→ Direction: Below are records; reproduce exactly the lines from the one containing "What data populates" through the end, both included, and only those.

→ Task input:
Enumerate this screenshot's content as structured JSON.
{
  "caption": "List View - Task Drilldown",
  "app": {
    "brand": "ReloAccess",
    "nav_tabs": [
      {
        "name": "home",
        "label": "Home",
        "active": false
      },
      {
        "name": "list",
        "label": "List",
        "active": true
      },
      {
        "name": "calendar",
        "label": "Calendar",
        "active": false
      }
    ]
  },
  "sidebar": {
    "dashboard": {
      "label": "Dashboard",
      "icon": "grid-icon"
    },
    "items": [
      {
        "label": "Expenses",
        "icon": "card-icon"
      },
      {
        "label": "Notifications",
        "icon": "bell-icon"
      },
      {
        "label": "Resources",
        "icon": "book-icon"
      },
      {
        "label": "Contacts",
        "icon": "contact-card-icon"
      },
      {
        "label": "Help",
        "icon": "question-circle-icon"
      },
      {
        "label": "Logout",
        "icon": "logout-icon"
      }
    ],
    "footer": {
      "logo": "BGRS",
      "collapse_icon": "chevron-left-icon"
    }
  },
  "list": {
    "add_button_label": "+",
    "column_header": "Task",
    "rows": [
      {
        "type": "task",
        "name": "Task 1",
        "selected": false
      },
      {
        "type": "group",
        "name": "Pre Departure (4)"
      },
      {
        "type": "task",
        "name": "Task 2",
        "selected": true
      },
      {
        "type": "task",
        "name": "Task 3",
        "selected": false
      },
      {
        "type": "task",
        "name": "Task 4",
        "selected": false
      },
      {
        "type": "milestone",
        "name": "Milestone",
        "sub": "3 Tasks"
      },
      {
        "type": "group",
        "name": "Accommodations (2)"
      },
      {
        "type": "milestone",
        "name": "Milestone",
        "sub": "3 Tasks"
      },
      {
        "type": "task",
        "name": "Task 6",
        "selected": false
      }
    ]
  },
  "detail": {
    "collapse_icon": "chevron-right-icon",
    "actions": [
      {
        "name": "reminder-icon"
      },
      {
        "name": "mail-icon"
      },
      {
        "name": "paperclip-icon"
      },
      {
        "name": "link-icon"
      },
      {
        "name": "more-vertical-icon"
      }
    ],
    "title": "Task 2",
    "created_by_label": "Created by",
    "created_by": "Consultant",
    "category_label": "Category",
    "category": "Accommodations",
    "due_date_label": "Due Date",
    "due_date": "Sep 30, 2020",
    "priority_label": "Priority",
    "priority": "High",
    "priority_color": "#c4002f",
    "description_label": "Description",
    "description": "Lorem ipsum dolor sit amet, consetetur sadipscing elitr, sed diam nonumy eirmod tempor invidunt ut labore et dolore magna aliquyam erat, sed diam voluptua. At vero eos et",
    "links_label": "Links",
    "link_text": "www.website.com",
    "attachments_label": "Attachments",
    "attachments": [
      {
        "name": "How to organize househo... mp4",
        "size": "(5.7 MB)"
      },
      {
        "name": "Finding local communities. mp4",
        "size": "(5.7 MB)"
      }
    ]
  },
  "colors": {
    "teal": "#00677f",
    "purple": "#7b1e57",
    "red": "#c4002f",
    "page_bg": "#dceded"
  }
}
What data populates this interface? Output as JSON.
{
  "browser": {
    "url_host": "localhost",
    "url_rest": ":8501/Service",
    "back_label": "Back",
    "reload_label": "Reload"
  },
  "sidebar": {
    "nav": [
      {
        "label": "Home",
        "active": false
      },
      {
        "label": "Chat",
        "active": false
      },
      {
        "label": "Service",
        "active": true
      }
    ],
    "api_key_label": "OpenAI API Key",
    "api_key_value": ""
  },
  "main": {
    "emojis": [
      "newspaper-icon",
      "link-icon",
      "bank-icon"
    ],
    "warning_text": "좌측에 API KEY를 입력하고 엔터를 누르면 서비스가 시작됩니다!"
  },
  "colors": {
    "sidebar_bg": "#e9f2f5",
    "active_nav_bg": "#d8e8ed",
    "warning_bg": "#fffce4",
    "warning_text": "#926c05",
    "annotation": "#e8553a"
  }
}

→ Result of the task:
What data populates this interface? Output as JSON.
{
  "browser": {
    "url_host": "localhost",
    "url_rest": ":8501/Service",
    "back_label": "Back",
    "reload_label": "Reload"
  },
  "sidebar": {
    "nav": [
      {
        "label": "Home",
        "active": false
      },
      {
        "label": "Chat",
        "active": false
      },
      {
        "label": "Service",
        "active": true
      }
    ],
    "api_key_label": "OpenAI API Key",
    "api_key_value": ""
  },
  "main": {
    "emojis": [
      "newspaper-icon",
      "link-icon",
      "bank-icon"
    ],
    "warning_text": "좌측에 API KEY를 입력하고 엔터를 누르면 서비스가 시작됩니다!"
  },
  "colors": {
    "sidebar_bg": "#e9f2f5",
    "active_nav_bg": "#d8e8ed",
    "warning_bg": "#fffce4",
    "warning_text": "#926c05",
    "annotation": "#e8553a"
  }
}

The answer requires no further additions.